<<<<

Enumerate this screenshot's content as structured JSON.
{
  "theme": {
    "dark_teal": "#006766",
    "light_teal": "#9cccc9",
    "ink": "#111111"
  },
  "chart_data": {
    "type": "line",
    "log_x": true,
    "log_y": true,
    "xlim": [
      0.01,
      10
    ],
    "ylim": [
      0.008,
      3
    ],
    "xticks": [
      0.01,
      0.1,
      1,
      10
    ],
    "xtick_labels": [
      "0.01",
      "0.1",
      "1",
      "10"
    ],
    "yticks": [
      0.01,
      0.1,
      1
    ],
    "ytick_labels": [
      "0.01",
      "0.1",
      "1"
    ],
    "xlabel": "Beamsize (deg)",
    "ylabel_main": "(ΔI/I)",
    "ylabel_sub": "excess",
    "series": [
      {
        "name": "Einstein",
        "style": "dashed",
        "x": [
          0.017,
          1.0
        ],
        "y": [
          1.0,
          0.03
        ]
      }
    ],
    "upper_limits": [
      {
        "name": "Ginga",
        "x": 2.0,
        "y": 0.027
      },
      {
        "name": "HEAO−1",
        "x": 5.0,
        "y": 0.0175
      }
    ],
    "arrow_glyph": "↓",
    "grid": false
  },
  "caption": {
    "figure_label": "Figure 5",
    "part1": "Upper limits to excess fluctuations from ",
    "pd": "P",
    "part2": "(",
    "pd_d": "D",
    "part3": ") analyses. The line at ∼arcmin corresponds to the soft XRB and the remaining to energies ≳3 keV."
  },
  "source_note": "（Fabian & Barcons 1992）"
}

>>>>

▶ **SHORT PROBLEM**
Provide only the count of lines in the data above that include the string "excess".

▶ **FINAL ANSWER**
2